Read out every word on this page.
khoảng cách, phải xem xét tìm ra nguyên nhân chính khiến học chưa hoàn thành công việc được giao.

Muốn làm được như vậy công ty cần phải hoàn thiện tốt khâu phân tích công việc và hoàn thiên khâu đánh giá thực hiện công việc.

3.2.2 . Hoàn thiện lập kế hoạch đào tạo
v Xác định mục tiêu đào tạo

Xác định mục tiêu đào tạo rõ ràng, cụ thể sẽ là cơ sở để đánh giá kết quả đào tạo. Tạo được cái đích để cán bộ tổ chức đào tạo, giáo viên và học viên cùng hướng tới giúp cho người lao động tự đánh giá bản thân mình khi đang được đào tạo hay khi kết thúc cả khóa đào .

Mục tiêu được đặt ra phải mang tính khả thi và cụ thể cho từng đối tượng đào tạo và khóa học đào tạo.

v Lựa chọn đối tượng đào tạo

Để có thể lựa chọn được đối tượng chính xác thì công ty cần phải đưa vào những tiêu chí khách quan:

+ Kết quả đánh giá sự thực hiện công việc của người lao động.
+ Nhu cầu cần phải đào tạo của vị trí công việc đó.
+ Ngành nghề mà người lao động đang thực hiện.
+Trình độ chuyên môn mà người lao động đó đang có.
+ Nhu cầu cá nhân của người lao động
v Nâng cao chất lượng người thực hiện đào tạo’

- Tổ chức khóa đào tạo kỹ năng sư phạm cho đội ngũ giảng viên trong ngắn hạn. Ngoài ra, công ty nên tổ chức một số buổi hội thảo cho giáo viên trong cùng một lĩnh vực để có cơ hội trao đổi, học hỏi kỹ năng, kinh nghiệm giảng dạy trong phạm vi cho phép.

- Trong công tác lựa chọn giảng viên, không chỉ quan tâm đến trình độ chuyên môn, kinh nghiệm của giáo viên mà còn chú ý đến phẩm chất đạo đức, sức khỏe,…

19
===============
▸ Aim of the task: Copy out every line from the data above that has "thiện" in it.

▸ Result of this task:
Muốn làm được như vậy công ty cần phải hoàn thiện tốt khâu phân tích công việc và hoàn thiên khâu đánh giá thực hiện công việc.
3.2.2 . Hoàn thiện lập kế hoạch đào tạo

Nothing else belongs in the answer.